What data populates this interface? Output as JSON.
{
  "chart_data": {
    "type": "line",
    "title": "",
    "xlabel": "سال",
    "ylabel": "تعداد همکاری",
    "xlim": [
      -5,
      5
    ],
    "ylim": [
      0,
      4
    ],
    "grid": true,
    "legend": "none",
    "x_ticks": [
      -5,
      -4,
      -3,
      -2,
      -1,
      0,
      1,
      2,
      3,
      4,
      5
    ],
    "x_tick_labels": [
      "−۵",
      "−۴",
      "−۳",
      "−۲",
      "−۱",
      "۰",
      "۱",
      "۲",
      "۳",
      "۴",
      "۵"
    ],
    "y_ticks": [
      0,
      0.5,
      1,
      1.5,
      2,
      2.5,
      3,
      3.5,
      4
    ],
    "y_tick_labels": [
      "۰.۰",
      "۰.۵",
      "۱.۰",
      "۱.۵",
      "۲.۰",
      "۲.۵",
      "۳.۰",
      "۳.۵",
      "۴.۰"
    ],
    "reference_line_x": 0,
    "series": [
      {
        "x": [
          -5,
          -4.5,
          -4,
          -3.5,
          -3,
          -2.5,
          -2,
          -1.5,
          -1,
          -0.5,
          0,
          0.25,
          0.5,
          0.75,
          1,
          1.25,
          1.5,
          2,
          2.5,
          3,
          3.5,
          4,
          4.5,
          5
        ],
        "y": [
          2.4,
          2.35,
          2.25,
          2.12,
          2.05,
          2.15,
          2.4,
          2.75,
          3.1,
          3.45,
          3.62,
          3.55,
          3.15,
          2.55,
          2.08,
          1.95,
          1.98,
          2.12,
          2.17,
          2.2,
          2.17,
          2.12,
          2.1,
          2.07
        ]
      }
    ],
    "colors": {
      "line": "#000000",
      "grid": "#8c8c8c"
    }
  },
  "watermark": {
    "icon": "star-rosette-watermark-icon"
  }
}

GIVEN REQUEST: Write out the full listing, keeping every line exactly as it is.

FINAL RESULT:
What data populates this interface? Output as JSON.
{
  "chart_data": {
    "type": "line",
    "title": "",
    "xlabel": "سال",
    "ylabel": "تعداد همکاری",
    "xlim": [
      -5,
      5
    ],
    "ylim": [
      0,
      4
    ],
    "grid": true,
    "legend": "none",
    "x_ticks": [
      -5,
      -4,
      -3,
      -2,
      -1,
      0,
      1,
      2,
      3,
      4,
      5
    ],
    "x_tick_labels": [
      "−۵",
      "−۴",
      "−۳",
      "−۲",
      "−۱",
      "۰",
      "۱",
      "۲",
      "۳",
      "۴",
      "۵"
    ],
    "y_ticks": [
      0,
      0.5,
      1,
      1.5,
      2,
      2.5,
      3,
      3.5,
      4
    ],
    "y_tick_labels": [
      "۰.۰",
      "۰.۵",
      "۱.۰",
      "۱.۵",
      "۲.۰",
      "۲.۵",
      "۳.۰",
      "۳.۵",
      "۴.۰"
    ],
    "reference_line_x": 0,
    "series": [
      {
        "x": [
          -5,
          -4.5,
          -4,
          -3.5,
          -3,
          -2.5,
          -2,
          -1.5,
          -1,
          -0.5,
          0,
          0.25,
          0.5,
          0.75,
          1,
          1.25,
          1.5,
          2,
          2.5,
          3,
          3.5,
          4,
          4.5,
          5
        ],
        "y": [
          2.4,
          2.35,
          2.25,
          2.12,
          2.05,
          2.15,
          2.4,
          2.75,
          3.1,
          3.45,
          3.62,
          3.55,
          3.15,
          2.55,
          2.08,
          1.95,
          1.98,
          2.12,
          2.17,
          2.2,
          2.17,
          2.12,
          2.1,
          2.07
        ]
      }
    ],
    "colors": {
      "line": "#000000",
      "grid": "#8c8c8c"
    }
  },
  "watermark": {
    "icon": "star-rosette-watermark-icon"
  }
}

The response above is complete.